[Records from a data source]

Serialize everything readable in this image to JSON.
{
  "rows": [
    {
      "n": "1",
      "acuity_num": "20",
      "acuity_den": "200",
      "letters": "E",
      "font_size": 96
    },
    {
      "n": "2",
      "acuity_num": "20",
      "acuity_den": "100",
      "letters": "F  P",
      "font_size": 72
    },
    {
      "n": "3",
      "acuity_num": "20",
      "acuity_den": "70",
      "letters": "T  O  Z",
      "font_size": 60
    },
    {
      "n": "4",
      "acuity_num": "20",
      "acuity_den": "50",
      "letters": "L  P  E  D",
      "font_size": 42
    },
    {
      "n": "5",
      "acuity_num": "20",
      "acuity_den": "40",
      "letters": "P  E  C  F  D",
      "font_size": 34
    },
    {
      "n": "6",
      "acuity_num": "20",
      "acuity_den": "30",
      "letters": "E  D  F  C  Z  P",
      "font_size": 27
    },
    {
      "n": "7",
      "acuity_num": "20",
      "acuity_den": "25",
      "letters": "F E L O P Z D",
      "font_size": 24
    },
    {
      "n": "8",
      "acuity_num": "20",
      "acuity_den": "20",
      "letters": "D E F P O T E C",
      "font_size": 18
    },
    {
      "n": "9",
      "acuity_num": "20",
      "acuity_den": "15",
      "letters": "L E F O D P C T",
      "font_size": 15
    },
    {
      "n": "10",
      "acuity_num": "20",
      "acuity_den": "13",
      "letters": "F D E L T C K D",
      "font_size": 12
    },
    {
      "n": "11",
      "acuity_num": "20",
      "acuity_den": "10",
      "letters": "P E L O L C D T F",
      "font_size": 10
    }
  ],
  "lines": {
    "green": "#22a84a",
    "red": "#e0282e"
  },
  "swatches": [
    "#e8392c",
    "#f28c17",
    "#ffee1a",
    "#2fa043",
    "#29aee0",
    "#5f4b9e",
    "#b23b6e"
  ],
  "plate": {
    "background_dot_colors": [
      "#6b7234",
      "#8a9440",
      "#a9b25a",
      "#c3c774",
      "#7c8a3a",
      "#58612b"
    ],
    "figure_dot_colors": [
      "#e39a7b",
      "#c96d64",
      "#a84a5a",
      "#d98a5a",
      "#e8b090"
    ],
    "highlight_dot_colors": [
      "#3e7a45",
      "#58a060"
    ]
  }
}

Exercise directions: Collect each line of the entries that has the word "letters", copying it in full.

Answer for this exercise:
      "letters": "E",
      "letters": "F  P",
      "letters": "T  O  Z",
      "letters": "L  P  E  D",
      "letters": "P  E  C  F  D",
      "letters": "E  D  F  C  Z  P",
      "letters": "F E L O P Z D",
      "letters": "D E F P O T E C",
      "letters": "L E F O D P C T",
      "letters": "F D E L T C K D",
      "letters": "P E L O L C D T F",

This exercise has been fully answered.